Document segment:
──────
Here’s a book written in defiance of the fairytales we tell children

As an act of restoring power and agency to young black girls in South Africa, BUHLE NGABA wrote a story about a voiceless girl of colour in search of her own sound. For it to be the catalyst that reminds black girls of the power of the sounds trapped inside them. She describes the journey of her book, A Girl Without a Sound to MBALI ZWANE.

IMG_4884The book was born out of defiance and as a response to the fairytales we were told as little girls. Stories about white princesses with blue eyes, flowing locks of hair and an overwhelming awareness of their beauty. More than that, I want it to be a healing balm for all who read it. For the black female bodies that are dismissed or violated in a white, patriarchal and racist reality.
──────
Material provided:

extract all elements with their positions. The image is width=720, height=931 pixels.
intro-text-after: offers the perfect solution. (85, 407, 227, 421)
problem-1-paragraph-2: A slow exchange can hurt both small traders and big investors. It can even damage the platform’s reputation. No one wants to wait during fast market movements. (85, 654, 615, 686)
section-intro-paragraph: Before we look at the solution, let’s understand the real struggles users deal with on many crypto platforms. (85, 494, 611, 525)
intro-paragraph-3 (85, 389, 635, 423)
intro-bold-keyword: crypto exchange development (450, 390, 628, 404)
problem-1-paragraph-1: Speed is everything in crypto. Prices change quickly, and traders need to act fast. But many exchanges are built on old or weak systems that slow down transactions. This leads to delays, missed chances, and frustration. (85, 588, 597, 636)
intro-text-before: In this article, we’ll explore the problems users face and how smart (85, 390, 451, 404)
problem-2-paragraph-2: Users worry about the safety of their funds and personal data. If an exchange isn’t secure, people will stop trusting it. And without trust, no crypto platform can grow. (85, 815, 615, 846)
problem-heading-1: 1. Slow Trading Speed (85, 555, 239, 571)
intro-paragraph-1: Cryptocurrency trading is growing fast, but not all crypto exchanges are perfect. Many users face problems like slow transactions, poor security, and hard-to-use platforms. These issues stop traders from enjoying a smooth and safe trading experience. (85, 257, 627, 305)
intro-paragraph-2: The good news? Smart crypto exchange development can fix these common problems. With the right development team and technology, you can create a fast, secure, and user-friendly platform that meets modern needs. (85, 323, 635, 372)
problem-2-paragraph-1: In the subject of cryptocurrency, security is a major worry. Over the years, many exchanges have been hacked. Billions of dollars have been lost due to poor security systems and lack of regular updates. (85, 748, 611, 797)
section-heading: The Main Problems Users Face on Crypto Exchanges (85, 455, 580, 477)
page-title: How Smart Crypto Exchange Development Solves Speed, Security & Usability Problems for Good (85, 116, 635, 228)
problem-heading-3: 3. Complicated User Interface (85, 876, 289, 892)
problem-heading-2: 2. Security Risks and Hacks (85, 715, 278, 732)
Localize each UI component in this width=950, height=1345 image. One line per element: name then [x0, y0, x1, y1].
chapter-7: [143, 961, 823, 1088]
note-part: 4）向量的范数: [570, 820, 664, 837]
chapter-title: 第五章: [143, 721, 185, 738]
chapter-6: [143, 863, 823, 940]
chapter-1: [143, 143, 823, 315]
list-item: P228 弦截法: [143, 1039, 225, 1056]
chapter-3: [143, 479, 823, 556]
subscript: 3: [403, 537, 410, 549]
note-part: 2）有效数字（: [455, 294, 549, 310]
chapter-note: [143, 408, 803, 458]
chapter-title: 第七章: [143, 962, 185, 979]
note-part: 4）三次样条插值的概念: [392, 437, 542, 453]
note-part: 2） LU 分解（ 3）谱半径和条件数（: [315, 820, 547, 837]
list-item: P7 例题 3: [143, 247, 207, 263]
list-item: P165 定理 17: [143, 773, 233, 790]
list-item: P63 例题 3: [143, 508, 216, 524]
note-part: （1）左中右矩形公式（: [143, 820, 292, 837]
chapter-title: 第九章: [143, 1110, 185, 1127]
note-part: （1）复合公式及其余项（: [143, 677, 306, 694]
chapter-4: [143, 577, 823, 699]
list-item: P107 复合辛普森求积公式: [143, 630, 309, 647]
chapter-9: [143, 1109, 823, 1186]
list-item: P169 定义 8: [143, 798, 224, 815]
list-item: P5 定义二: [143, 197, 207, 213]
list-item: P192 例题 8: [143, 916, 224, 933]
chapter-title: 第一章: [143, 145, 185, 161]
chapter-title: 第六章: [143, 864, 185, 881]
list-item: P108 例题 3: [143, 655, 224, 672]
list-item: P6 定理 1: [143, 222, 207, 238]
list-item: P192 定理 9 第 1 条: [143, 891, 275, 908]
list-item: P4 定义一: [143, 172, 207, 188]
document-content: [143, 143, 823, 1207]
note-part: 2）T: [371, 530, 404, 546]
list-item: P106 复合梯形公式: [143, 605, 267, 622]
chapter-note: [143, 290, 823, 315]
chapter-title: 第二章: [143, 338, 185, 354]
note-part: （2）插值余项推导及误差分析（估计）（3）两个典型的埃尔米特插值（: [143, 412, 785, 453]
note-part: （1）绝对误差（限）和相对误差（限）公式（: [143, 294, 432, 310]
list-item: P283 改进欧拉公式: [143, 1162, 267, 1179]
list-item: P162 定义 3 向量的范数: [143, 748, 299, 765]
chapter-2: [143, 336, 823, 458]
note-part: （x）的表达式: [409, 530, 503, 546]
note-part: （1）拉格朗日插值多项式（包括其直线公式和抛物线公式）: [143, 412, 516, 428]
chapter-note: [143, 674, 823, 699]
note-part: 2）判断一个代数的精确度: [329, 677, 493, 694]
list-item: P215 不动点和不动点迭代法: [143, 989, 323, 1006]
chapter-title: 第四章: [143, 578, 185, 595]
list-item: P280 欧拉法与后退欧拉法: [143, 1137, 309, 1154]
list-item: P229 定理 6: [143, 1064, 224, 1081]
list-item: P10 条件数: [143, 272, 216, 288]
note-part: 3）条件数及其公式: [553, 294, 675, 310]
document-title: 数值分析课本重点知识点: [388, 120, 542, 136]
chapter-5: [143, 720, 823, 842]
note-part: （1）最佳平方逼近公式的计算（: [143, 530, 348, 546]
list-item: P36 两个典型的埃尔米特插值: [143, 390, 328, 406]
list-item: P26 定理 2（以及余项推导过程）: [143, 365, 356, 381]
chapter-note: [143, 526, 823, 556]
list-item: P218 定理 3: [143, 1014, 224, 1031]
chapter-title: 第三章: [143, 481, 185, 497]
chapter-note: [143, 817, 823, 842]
──────
What you will do: Retype the passage from the article about A Girl Without a Sound, starting with "IMG_4884The book was" and going on through "and racist reality.". Rely only on the article about the book A Girl Without a Sound, not on the records.

Task response:
IMG_4884The book was born out of defiance and as a response to the fairytales we were told as little girls. Stories about white princesses with blue eyes, flowing locks of hair and an overwhelming awareness of their beauty. More than that, I want it to be a healing balm for all who read it. For the black female bodies that are dismissed or violated in a white, patriarchal and racist reality.